EXERCISE => Check every line of the entries that follow, and copy the ones containing "marker".

AVAILABLE RECORDS =>
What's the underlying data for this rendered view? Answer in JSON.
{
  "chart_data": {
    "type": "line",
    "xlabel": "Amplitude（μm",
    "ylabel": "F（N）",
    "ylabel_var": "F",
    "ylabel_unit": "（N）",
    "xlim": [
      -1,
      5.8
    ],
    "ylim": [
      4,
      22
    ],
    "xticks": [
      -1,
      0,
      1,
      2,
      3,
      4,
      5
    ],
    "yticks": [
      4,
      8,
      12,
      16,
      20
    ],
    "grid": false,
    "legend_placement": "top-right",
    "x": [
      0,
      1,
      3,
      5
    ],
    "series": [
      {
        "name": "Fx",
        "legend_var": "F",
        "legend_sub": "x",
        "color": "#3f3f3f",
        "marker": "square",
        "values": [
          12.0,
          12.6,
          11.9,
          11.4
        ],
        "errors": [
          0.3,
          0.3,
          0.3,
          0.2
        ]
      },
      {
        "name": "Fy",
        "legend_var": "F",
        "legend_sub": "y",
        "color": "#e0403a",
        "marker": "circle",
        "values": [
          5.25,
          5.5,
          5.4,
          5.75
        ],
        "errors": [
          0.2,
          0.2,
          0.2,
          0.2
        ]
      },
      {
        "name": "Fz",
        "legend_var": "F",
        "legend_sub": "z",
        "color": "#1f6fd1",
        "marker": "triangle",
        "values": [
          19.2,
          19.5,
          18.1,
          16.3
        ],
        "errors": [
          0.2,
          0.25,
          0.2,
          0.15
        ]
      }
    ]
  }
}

SOLUTION =>
        "marker": "square",
        "marker": "circle",
        "marker": "triangle",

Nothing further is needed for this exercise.